Your force generated numbers are good. Lower than I would’ve thought.
a 70kg person should be able to put at least 0.6 kN ( 60kg x 9.8m/s^2) so your .85kN is impressive. You don’t look like you weigh 90 kg.
The reason sweating works is if you calculate the tension on a wire holding up a painting. If the angle of the line to the nail in the wall is 30° than the tension on each side is equal to the weight of the painting (so 2x total. So whatever your weight is in a hammock, that’s what you’re pulling on each side.) If you tighten the line on the back of the painting until it is a straight line, than the tension would be infinite. This is why sweating works.
Brilliant observation at 22:20! That’s exactly why 30 degrees is easy and 0 degrees is infinity. The flip side here being that you don’t get much out of a slack line. Lesson: Don’t bother sweating a slack line, only a tight one. And your stretch component I simply never considered. This is why so often when I sweat a dock line I get nothing out of it.
Parbuckling I’ve never considered. I will now!
The next step would be to tension a line between two cleats or two of those pilings. Put as much tension on the line as possible, say 5 kN. Now pull on the middle of that line and see how the tension changes. My guess is (if stretch isn’t a factor) initially you’ll get a really big number. (This is the picture wire approaching infinity.)
And your one finger? Any object at rest has a balance of forces, applying any force changes that and if friction is low, you should get a change. (Which is why it works on my 13 ton boat but not on my 0.125 ton refrigerator.) When I taught physics I always thought that in additon to the 6 classical machines (lever, wheel, etc...) buoyancy should be included. (boats, and locks). Sails as well. Thanks for this.
Thanks for that well thought out response to the vid. I didn't want to go higher than 3/3.5kn as even though it is low, i didn't want to be causing damage to anything. Though my presumption is the infrastructure should easily take it. The pilings is a good idea, I have a few large slings. The kevlar rope I have has significantly less stretch under load so I'm hoping a can get far higher tension, just for kicks. I really enjoyed making this vid. Keep the inspiration coming in the comments. Good to know I have a physics teacher keeping me on track. :)
All Hail Ye, a lot of effort you've put into the video, thanks. Will make for great consideration when under pressure (quickly) I need to get my boat into safer position, thanks immeasurably. Some things to practice and train my crew on.

▶ [DATA EXCERPTS]:
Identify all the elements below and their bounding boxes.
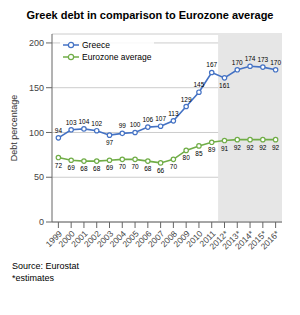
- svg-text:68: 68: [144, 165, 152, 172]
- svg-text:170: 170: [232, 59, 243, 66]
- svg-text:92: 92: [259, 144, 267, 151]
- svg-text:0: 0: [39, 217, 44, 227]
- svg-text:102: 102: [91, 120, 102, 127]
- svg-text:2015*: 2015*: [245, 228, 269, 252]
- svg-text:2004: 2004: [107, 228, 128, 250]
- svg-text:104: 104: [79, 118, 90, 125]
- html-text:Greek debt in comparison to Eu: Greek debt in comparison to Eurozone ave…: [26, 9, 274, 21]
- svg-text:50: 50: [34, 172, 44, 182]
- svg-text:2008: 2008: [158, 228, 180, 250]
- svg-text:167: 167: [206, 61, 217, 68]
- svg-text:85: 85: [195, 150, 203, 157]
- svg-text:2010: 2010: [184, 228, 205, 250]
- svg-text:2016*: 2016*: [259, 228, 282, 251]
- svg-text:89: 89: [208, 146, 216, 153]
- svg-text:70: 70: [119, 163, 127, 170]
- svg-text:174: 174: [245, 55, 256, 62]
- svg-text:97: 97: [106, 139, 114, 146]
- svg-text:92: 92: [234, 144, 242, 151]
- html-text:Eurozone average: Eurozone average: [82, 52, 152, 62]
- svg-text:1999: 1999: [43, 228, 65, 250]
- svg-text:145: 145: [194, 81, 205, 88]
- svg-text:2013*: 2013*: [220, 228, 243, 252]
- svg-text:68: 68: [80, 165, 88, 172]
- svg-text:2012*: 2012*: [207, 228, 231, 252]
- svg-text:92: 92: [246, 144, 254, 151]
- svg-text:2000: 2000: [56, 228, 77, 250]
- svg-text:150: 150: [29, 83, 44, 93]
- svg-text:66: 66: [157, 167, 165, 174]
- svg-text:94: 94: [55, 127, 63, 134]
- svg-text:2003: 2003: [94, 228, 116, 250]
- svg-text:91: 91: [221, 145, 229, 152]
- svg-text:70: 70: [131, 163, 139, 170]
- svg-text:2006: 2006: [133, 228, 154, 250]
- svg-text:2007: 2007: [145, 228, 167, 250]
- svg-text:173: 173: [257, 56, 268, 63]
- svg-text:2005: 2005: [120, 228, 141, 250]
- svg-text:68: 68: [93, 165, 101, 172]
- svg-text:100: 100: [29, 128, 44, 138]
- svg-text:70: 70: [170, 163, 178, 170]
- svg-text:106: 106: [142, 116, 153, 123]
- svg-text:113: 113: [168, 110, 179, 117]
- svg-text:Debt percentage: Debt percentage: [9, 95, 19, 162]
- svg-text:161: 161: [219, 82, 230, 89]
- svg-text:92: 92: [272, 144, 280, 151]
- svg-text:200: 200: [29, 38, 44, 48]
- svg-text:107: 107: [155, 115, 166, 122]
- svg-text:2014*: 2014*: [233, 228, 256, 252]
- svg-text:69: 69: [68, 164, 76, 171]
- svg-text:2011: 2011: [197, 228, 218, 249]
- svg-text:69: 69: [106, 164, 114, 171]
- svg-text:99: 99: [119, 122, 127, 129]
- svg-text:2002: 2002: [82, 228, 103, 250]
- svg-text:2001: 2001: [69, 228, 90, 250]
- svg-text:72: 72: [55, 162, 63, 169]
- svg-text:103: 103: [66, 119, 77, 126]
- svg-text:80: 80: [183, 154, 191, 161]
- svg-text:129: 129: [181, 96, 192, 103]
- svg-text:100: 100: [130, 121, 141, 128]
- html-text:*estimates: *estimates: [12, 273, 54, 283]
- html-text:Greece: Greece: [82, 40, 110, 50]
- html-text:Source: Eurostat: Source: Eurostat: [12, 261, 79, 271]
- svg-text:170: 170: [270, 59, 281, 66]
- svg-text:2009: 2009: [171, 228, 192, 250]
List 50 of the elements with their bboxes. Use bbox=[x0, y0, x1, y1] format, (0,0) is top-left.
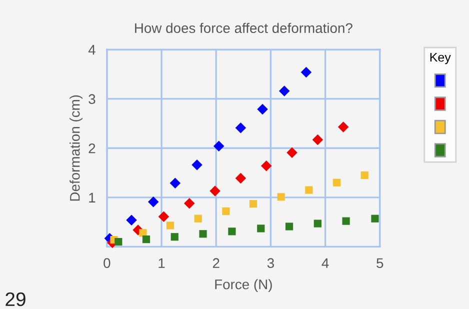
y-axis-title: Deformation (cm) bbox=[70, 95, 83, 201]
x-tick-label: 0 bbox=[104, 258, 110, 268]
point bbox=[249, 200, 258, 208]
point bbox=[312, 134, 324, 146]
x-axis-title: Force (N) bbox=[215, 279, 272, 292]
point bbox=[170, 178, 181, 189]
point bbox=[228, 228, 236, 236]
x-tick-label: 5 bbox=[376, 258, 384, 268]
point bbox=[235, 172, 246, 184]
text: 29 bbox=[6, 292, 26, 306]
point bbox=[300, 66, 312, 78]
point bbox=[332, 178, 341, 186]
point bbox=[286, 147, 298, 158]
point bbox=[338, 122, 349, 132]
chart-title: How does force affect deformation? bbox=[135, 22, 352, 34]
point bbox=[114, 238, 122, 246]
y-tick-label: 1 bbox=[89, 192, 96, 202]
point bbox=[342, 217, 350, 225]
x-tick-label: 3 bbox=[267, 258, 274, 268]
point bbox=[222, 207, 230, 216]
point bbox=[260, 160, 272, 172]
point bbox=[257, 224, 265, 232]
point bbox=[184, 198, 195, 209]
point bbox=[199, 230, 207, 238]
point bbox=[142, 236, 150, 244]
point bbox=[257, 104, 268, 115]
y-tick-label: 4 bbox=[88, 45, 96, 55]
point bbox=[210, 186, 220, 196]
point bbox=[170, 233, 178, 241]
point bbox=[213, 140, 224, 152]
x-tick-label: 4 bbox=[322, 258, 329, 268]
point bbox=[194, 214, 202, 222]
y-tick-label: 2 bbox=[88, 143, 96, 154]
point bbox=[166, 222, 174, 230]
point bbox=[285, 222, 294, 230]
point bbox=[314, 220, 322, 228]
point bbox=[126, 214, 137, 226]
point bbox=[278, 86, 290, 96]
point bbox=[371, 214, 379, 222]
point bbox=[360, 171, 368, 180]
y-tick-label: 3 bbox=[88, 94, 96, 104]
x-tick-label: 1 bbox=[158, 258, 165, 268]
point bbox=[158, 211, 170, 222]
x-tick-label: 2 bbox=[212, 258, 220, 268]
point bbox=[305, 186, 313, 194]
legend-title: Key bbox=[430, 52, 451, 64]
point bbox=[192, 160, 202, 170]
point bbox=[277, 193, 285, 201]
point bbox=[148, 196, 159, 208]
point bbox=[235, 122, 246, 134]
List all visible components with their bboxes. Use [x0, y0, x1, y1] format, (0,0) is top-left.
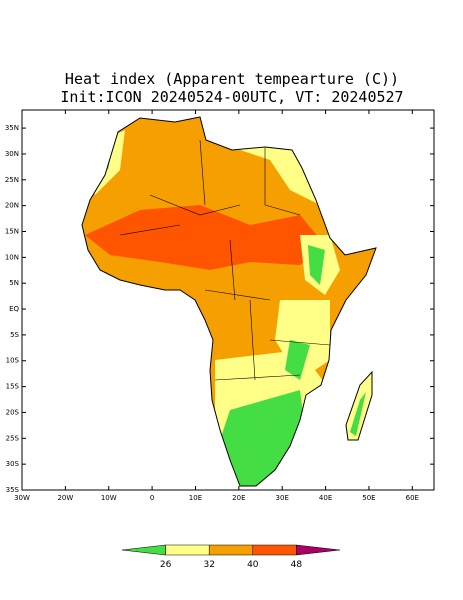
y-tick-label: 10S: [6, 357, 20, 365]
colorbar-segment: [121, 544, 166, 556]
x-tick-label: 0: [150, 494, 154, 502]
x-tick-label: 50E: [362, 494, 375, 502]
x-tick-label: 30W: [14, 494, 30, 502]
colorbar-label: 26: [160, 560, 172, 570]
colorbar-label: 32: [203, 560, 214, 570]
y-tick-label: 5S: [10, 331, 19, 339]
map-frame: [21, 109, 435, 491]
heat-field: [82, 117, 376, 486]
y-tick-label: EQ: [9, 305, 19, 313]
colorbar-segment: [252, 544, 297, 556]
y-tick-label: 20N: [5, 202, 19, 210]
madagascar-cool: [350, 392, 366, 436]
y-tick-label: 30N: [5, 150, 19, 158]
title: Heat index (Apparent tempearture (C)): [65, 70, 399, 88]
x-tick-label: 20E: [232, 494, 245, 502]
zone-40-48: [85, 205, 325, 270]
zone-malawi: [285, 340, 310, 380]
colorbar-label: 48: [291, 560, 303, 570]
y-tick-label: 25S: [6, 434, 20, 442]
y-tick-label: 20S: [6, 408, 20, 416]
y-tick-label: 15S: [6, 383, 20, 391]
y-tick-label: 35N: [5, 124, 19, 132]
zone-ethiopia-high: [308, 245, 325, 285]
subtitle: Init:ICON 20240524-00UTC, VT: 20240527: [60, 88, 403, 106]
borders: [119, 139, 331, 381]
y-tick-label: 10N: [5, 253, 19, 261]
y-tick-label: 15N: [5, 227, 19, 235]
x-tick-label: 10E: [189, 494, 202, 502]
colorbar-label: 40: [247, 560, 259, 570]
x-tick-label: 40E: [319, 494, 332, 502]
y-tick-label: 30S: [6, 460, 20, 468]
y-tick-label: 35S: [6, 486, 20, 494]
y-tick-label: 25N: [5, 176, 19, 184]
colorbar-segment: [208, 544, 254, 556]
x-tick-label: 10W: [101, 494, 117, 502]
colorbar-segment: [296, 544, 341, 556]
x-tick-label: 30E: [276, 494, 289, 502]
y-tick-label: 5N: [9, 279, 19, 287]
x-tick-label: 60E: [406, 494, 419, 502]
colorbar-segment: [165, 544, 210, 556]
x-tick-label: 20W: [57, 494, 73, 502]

...

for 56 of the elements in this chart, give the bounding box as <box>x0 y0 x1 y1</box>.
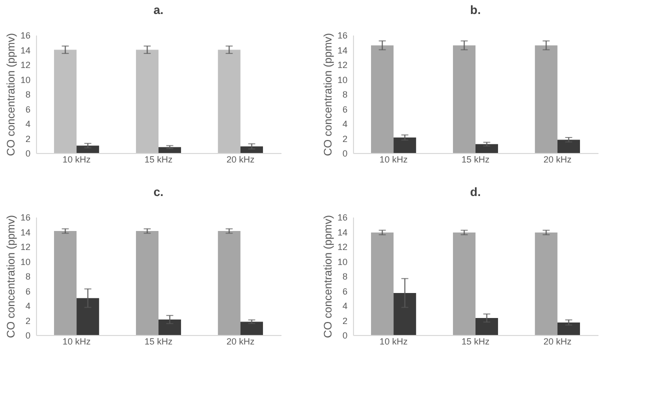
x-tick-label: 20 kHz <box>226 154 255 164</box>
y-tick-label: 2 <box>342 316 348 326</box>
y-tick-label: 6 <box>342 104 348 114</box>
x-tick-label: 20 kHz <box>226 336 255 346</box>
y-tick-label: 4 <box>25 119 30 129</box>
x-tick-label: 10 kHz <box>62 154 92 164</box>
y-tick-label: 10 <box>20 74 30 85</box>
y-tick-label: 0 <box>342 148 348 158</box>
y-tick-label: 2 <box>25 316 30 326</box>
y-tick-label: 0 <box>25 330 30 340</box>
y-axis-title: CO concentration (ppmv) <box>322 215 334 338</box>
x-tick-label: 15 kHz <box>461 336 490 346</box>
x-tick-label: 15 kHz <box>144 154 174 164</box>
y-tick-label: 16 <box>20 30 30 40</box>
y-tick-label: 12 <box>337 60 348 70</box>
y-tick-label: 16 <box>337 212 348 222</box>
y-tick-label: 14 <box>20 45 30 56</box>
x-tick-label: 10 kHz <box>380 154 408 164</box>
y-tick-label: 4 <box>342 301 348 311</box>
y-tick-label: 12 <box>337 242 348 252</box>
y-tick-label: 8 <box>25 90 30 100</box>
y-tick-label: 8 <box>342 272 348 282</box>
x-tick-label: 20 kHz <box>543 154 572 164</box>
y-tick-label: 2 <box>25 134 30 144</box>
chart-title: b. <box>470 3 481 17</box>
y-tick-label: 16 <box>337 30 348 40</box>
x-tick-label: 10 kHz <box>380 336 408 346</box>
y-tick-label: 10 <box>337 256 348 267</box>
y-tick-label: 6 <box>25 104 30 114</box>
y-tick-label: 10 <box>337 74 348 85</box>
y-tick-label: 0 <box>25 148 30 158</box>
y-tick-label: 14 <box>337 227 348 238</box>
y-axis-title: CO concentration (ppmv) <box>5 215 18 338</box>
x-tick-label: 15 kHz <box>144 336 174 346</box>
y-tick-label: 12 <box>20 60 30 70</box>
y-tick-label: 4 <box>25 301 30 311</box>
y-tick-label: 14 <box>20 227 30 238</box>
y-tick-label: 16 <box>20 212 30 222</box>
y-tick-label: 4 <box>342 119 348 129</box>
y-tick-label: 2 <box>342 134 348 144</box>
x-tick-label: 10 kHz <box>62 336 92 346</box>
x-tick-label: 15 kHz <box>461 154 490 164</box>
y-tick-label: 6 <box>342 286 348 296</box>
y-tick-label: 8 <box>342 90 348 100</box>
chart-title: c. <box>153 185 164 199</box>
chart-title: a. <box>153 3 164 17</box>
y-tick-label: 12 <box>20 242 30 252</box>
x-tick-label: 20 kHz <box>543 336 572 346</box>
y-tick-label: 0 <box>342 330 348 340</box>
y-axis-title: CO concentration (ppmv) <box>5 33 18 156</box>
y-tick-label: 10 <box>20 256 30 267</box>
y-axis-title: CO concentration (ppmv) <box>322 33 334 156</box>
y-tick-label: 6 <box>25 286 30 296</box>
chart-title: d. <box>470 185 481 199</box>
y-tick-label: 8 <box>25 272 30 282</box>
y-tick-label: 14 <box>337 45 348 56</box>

* * *

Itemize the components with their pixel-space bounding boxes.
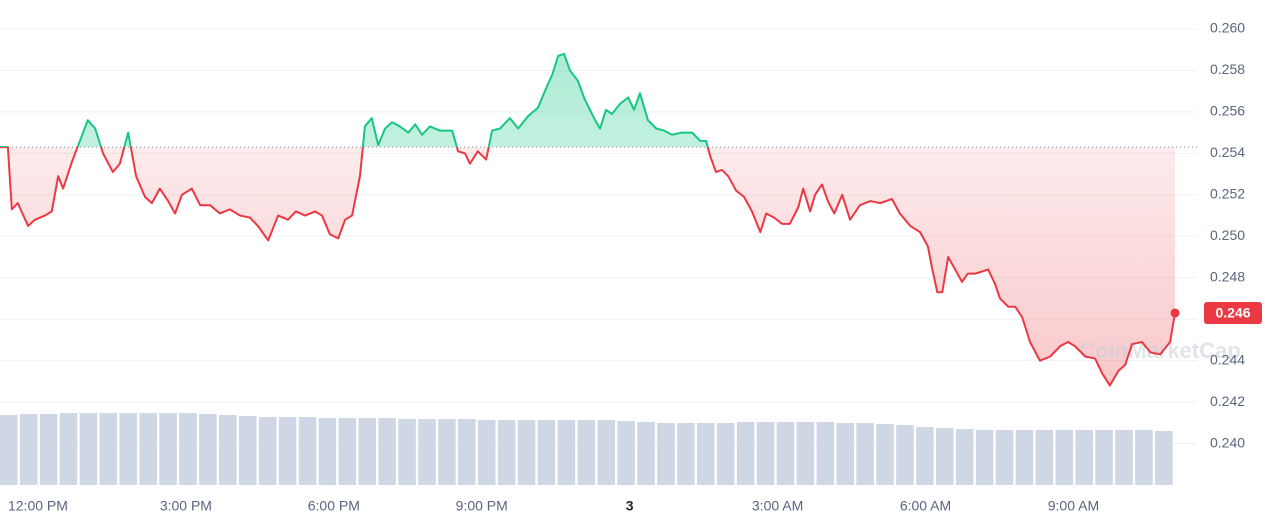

▶ [ACTIONS TO TAKE]:
1. List every mass or weight in the comment thread about sweating lines that is given with a unit of kilograms or tons, along with what it refers to.
2. Pick up the comment thread about sweating and tensioning lines after its last comment and write what comes next.

▶ [SOLVED TASKS]:
1.
- 70kg: a person
- 60kg: the mass used to work out the 0.6 kN figure
- 90 kg: what the video maker doesn't look like they weigh
- 13 ton: a commenter's boat
- 0.125 ton: a commenter's refrigerator

2.
Hey appsdev299! 😄 glad you enjoyed the video and found it useful! We had fun making it. Fair winds and a happy weekend to you!
Me me me , that's all I needed to hear
Good luck guys
Could you clarify? Its a video about the tension force sweating a dockline creates?
Great to see you working with a strong woman ... oh & good subject matter too!
Keep up the good work.
Awesome video guys! Interesting how the stretch really compromised how much force you can put through the line by sweating it.
Glad you enjoyed. @spongeman further down the comments highlighted the bow of the boat pulling down of the bow also contributes to the limited return. We have done some more testing and isolated the varying factors. Another video coming in a few days. :)
Forget about the elasticity of the lines. It doesn't rob you of force applied. It simply provides for progressive transmission of force. Hang a kilogram from a kevlar line vs a rubber band. It will weigh a kilogram both times. 🙂
Hi SailingSnowGum. The force applied by you doesn't change. But the tension created at different vectors does. for example. The same 400n force applied on the line being sweat by the person can result in 11461n (over 1 1tonne) of tension at 1degree, 2294n of tension at 4degree, 1151n at 10 degree, 585n at 20 degrees and so on, eventually becoming negative. If the line starts stretching at 500n tension,the longer line would go straight past the smallest angles, it can never reach the higher tension forces.
@@theincompetentcrew I see what you're saying. Makes sense! 🙂
@@SailingSnowGum I'm still trying to get my head around it. And I could be wrong. This video presumes a line that has been tensioned by hand initially (fixed to the boat then started sweating it). If the line is under load already, say 50-100kg of wind blowing on the hull. The results are different. Doing some fun testing today. Hope you watch the next vid. :)
You should test between static points. The amount of force you can exert on the boat is limited because as you increase the force you just end up sinking the boat a little and that releases tension in the rope.
Hi Spongman, thats a fair point, the next test shall have static to static to see what can be achieved in more prefect/ more lab like conditions. We are also going to use ropes with less stretch to try and get closer to that perfect point. We figured testing on the boat with the spring line loaded would give a realistic condition slightly mimicking the wind, as the same effect would happen when sweating a boat in from a few meters/yards away. Thanks for adding that.
Still not sure why i would need to sweat a dock line. All i got from this is that Karli always puts out maximum effort while Ben needs some competition in order to improve his effort. So in a nutshell, ill let Karli tie up my boat. No hard feelings Ben. Also, I wonder if something like a truckers hitch, which has a loop in the line so you're pulling at 2:1, would be better then sweating?
Interesting but, as a newbie to sailing, I don't even know what "sweating a dock line" means.
You didn't explain it unless I missed it in all the mathematical equations somewhere.
It means how much sweat you perspire while pulling on dock lines. In the old days you would hold a glass under your chin and then measure the drops of sweat. So from what I got from this video is 1kn of force is equal to 12 drops of sweat. When my wife pulls our stern in when docking if there is a 5 knot breeze she exerts 4 drops of sweat, 10 knots is 11 drops and 18 knots its 25 drops. These techniques would help her a lot. One day I’ll show her this video and I’m sure it will change her life for the better.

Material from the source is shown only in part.